[WORKING DATA]:
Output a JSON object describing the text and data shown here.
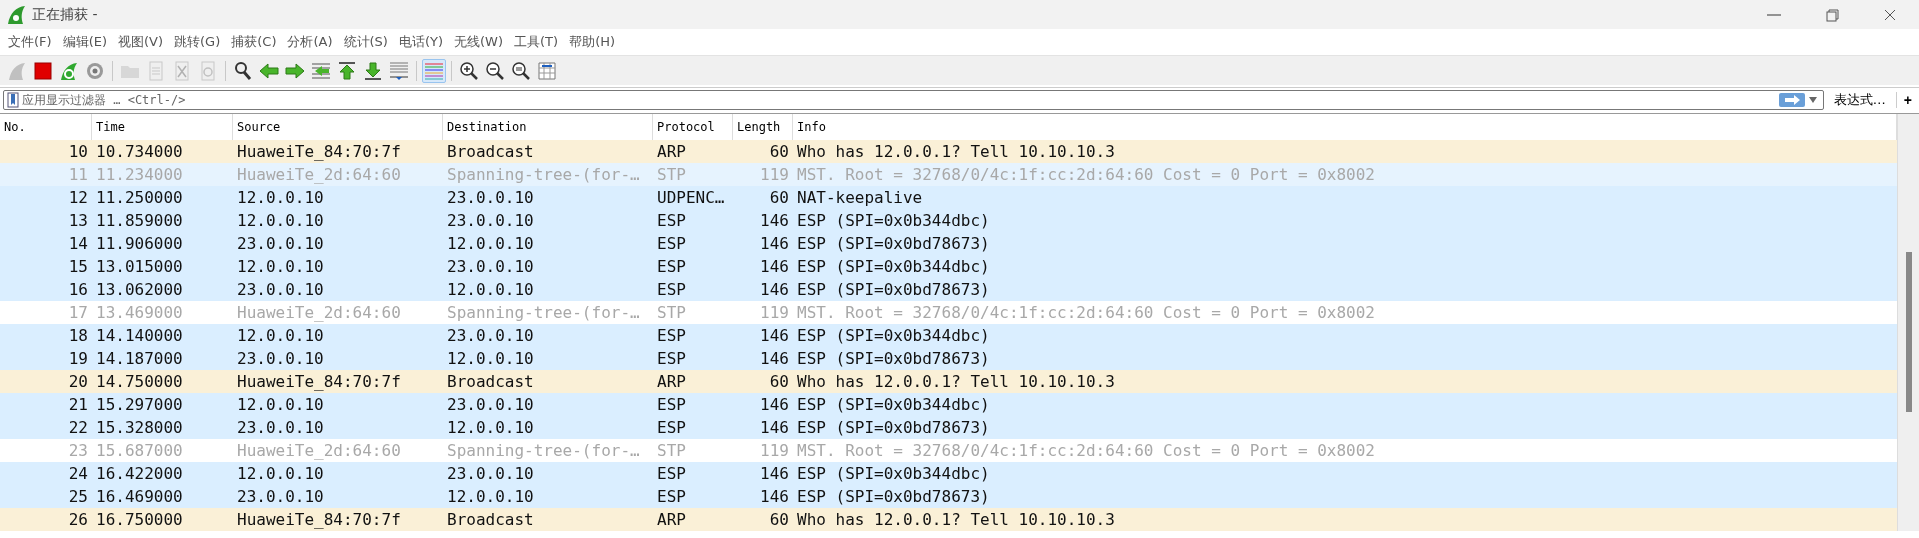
{
  "window": {
    "title": "正在捕获 -"
  },
  "menu": [
    "文件(F)",
    "编辑(E)",
    "视图(V)",
    "跳转(G)",
    "捕获(C)",
    "分析(A)",
    "统计(S)",
    "电话(Y)",
    "无线(W)",
    "工具(T)",
    "帮助(H)"
  ],
  "toolbar": [
    [
      {
        "disabled": true,
        "on": false
      },
      {
        "disabled": false,
        "on": false
      },
      {
        "disabled": false,
        "on": false
      },
      {
        "disabled": false,
        "on": false
      }
    ],
    [
      {
        "disabled": true,
        "on": false
      },
      {
        "disabled": true,
        "on": false
      },
      {
        "disabled": true,
        "on": false
      },
      {
        "disabled": true,
        "on": false
      }
    ],
    [
      {
        "disabled": false,
        "on": false
      },
      {
        "disabled": false,
        "on": false
      },
      {
        "disabled": false,
        "on": false
      },
      {
        "disabled": false,
        "on": false
      },
      {
        "disabled": false,
        "on": false
      },
      {
        "disabled": false,
        "on": false
      },
      {
        "disabled": false,
        "on": false
      }
    ],
    [
      {
        "disabled": false,
        "on": true
      }
    ],
    [
      {
        "disabled": false,
        "on": false
      },
      {
        "disabled": false,
        "on": false
      },
      {
        "disabled": false,
        "on": false
      },
      {
        "disabled": false,
        "on": false
      }
    ]
  ],
  "filter": {
    "placeholder": "应用显示过滤器 … <Ctrl-/>",
    "expression_button": "表达式…",
    "add_button": "+"
  },
  "table": {
    "columns": [
      "No.",
      "Time",
      "Source",
      "Destination",
      "Protocol",
      "Length",
      "Info"
    ],
    "rows": [
      {
        "cells": [
          "10",
          "10.734000",
          "HuaweiTe_84:70:7f",
          "Broadcast",
          "ARP",
          "60",
          "Who has 12.0.0.1? Tell 10.10.10.3"
        ],
        "color": "#faf0d7",
        "dimmed": false
      },
      {
        "cells": [
          "11",
          "11.234000",
          "HuaweiTe_2d:64:60",
          "Spanning-tree-(for-…",
          "STP",
          "119",
          "MST. Root = 32768/0/4c:1f:cc:2d:64:60  Cost = 0  Port = 0x8002"
        ],
        "color": "#e6f3fe",
        "dimmed": true
      },
      {
        "cells": [
          "12",
          "11.250000",
          "12.0.0.10",
          "23.0.0.10",
          "UDPENC…",
          "60",
          "NAT-keepalive"
        ],
        "color": "#daeeff",
        "dimmed": false
      },
      {
        "cells": [
          "13",
          "11.859000",
          "12.0.0.10",
          "23.0.0.10",
          "ESP",
          "146",
          "ESP (SPI=0x0b344dbc)"
        ],
        "color": "#daeeff",
        "dimmed": false
      },
      {
        "cells": [
          "14",
          "11.906000",
          "23.0.0.10",
          "12.0.0.10",
          "ESP",
          "146",
          "ESP (SPI=0x0bd78673)"
        ],
        "color": "#daeeff",
        "dimmed": false
      },
      {
        "cells": [
          "15",
          "13.015000",
          "12.0.0.10",
          "23.0.0.10",
          "ESP",
          "146",
          "ESP (SPI=0x0b344dbc)"
        ],
        "color": "#daeeff",
        "dimmed": false
      },
      {
        "cells": [
          "16",
          "13.062000",
          "23.0.0.10",
          "12.0.0.10",
          "ESP",
          "146",
          "ESP (SPI=0x0bd78673)"
        ],
        "color": "#daeeff",
        "dimmed": false
      },
      {
        "cells": [
          "17",
          "13.469000",
          "HuaweiTe_2d:64:60",
          "Spanning-tree-(for-…",
          "STP",
          "119",
          "MST. Root = 32768/0/4c:1f:cc:2d:64:60  Cost = 0  Port = 0x8002"
        ],
        "color": "#ffffff",
        "dimmed": true
      },
      {
        "cells": [
          "18",
          "14.140000",
          "12.0.0.10",
          "23.0.0.10",
          "ESP",
          "146",
          "ESP (SPI=0x0b344dbc)"
        ],
        "color": "#daeeff",
        "dimmed": false
      },
      {
        "cells": [
          "19",
          "14.187000",
          "23.0.0.10",
          "12.0.0.10",
          "ESP",
          "146",
          "ESP (SPI=0x0bd78673)"
        ],
        "color": "#daeeff",
        "dimmed": false
      },
      {
        "cells": [
          "20",
          "14.750000",
          "HuaweiTe_84:70:7f",
          "Broadcast",
          "ARP",
          "60",
          "Who has 12.0.0.1? Tell 10.10.10.3"
        ],
        "color": "#faf0d7",
        "dimmed": false
      },
      {
        "cells": [
          "21",
          "15.297000",
          "12.0.0.10",
          "23.0.0.10",
          "ESP",
          "146",
          "ESP (SPI=0x0b344dbc)"
        ],
        "color": "#daeeff",
        "dimmed": false
      },
      {
        "cells": [
          "22",
          "15.328000",
          "23.0.0.10",
          "12.0.0.10",
          "ESP",
          "146",
          "ESP (SPI=0x0bd78673)"
        ],
        "color": "#daeeff",
        "dimmed": false
      },
      {
        "cells": [
          "23",
          "15.687000",
          "HuaweiTe_2d:64:60",
          "Spanning-tree-(for-…",
          "STP",
          "119",
          "MST. Root = 32768/0/4c:1f:cc:2d:64:60  Cost = 0  Port = 0x8002"
        ],
        "color": "#ffffff",
        "dimmed": true
      },
      {
        "cells": [
          "24",
          "16.422000",
          "12.0.0.10",
          "23.0.0.10",
          "ESP",
          "146",
          "ESP (SPI=0x0b344dbc)"
        ],
        "color": "#daeeff",
        "dimmed": false
      },
      {
        "cells": [
          "25",
          "16.469000",
          "23.0.0.10",
          "12.0.0.10",
          "ESP",
          "146",
          "ESP (SPI=0x0bd78673)"
        ],
        "color": "#daeeff",
        "dimmed": false
      },
      {
        "cells": [
          "26",
          "16.750000",
          "HuaweiTe_84:70:7f",
          "Broadcast",
          "ARP",
          "60",
          "Who has 12.0.0.1? Tell 10.10.10.3"
        ],
        "color": "#faf0d7",
        "dimmed": false
      }
    ]
  }
}
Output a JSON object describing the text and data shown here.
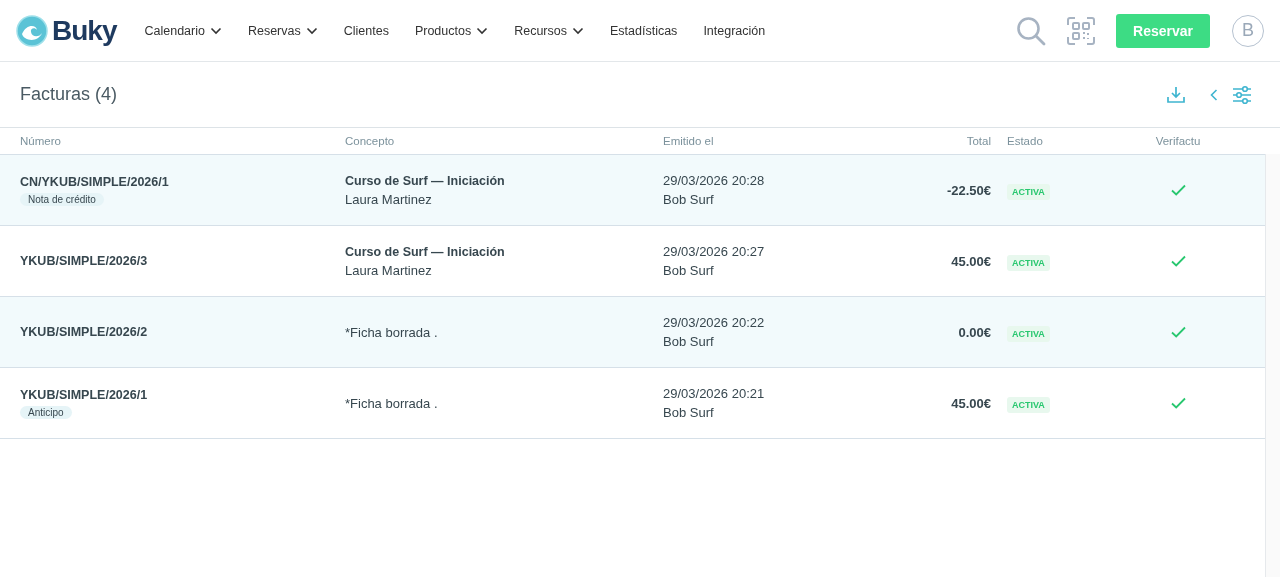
{
  "brand": "Buky",
  "nav": [
    {
      "label": "Calendario",
      "dropdown": true
    },
    {
      "label": "Reservas",
      "dropdown": true
    },
    {
      "label": "Clientes",
      "dropdown": false
    },
    {
      "label": "Productos",
      "dropdown": true
    },
    {
      "label": "Recursos",
      "dropdown": true
    },
    {
      "label": "Estadísticas",
      "dropdown": false
    },
    {
      "label": "Integración",
      "dropdown": false
    }
  ],
  "reserve_button": "Reservar",
  "avatar": "B",
  "page_title": "Facturas (4)",
  "table": {
    "columns": [
      "Número",
      "Concepto",
      "Emitido el",
      "Total",
      "Estado",
      "Verifactu"
    ],
    "rows": [
      {
        "number": "CN/YKUB/SIMPLE/2026/1",
        "tag": "Nota de crédito",
        "concept": "Curso de Surf — Iniciación",
        "concept_bold": true,
        "client": "Laura Martinez",
        "date": "29/03/2026 20:28",
        "issuer": "Bob Surf",
        "total": "-22.50€",
        "status": "ACTIVA",
        "verified": true
      },
      {
        "number": "YKUB/SIMPLE/2026/3",
        "concept": "Curso de Surf — Iniciación",
        "concept_bold": true,
        "client": "Laura Martinez",
        "date": "29/03/2026 20:27",
        "issuer": "Bob Surf",
        "total": "45.00€",
        "status": "ACTIVA",
        "verified": true
      },
      {
        "number": "YKUB/SIMPLE/2026/2",
        "concept": "*Ficha borrada .",
        "concept_bold": false,
        "date": "29/03/2026 20:22",
        "issuer": "Bob Surf",
        "total": "0.00€",
        "status": "ACTIVA",
        "verified": true
      },
      {
        "number": "YKUB/SIMPLE/2026/1",
        "tag": "Anticipo",
        "concept": "*Ficha borrada .",
        "concept_bold": false,
        "date": "29/03/2026 20:21",
        "issuer": "Bob Surf",
        "total": "45.00€",
        "status": "ACTIVA",
        "verified": true
      }
    ]
  }
}
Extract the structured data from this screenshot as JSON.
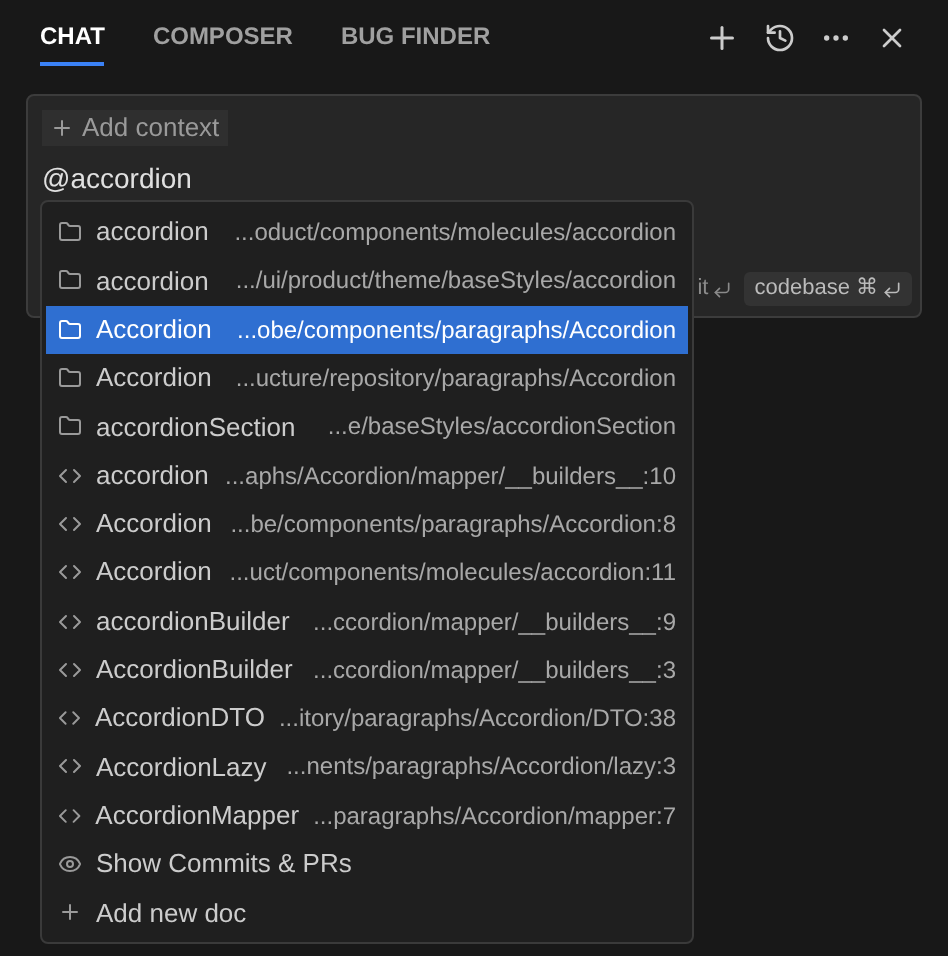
{
  "tabs": [
    {
      "label": "CHAT",
      "selected": true
    },
    {
      "label": "COMPOSER",
      "selected": false
    },
    {
      "label": "BUG FINDER",
      "selected": false
    }
  ],
  "input": {
    "context_button": "Add context",
    "value": "@accordion",
    "submit_hint": "it",
    "codebase_chip": "codebase ⌘"
  },
  "suggestions": [
    {
      "kind": "folder",
      "name": "accordion",
      "path": "...oduct/components/molecules/accordion",
      "selected": false
    },
    {
      "kind": "folder",
      "name": "accordion",
      "path": ".../ui/product/theme/baseStyles/accordion",
      "selected": false
    },
    {
      "kind": "folder",
      "name": "Accordion",
      "path": "...obe/components/paragraphs/Accordion",
      "selected": true
    },
    {
      "kind": "folder",
      "name": "Accordion",
      "path": "...ucture/repository/paragraphs/Accordion",
      "selected": false
    },
    {
      "kind": "folder",
      "name": "accordionSection",
      "path": "...e/baseStyles/accordionSection",
      "selected": false
    },
    {
      "kind": "code",
      "name": "accordion",
      "path": "...aphs/Accordion/mapper/__builders__:10",
      "selected": false
    },
    {
      "kind": "code",
      "name": "Accordion",
      "path": "...be/components/paragraphs/Accordion:8",
      "selected": false
    },
    {
      "kind": "code",
      "name": "Accordion",
      "path": "...uct/components/molecules/accordion:11",
      "selected": false
    },
    {
      "kind": "code",
      "name": "accordionBuilder",
      "path": "...ccordion/mapper/__builders__:9",
      "selected": false
    },
    {
      "kind": "code",
      "name": "AccordionBuilder",
      "path": "...ccordion/mapper/__builders__:3",
      "selected": false
    },
    {
      "kind": "code",
      "name": "AccordionDTO",
      "path": "...itory/paragraphs/Accordion/DTO:38",
      "selected": false
    },
    {
      "kind": "code",
      "name": "AccordionLazy",
      "path": "...nents/paragraphs/Accordion/lazy:3",
      "selected": false
    },
    {
      "kind": "code",
      "name": "AccordionMapper",
      "path": "...paragraphs/Accordion/mapper:7",
      "selected": false
    },
    {
      "kind": "commits",
      "name": "Show Commits & PRs",
      "selected": false
    },
    {
      "kind": "add",
      "name": "Add new doc",
      "selected": false
    }
  ]
}
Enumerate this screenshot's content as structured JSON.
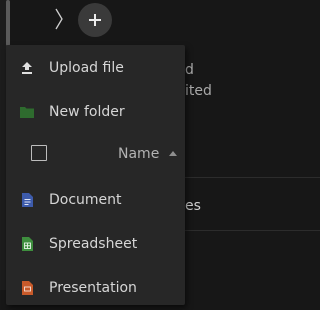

[YOUR OBJECTIVE]:
Return a copy of every line that includes the word "label".

[EXERCISE OUTPUT]:
      "label": "Calendario",
      "label": "Reservas",
      "label": "Clientes",
      "label": "Productos",
      "label": "Recursos",
      "label": "Estadísticas",
      "label": "Integración",
      "label": "CHAT",
      "label": "COMPOSER",
      "label": "BUG FINDER",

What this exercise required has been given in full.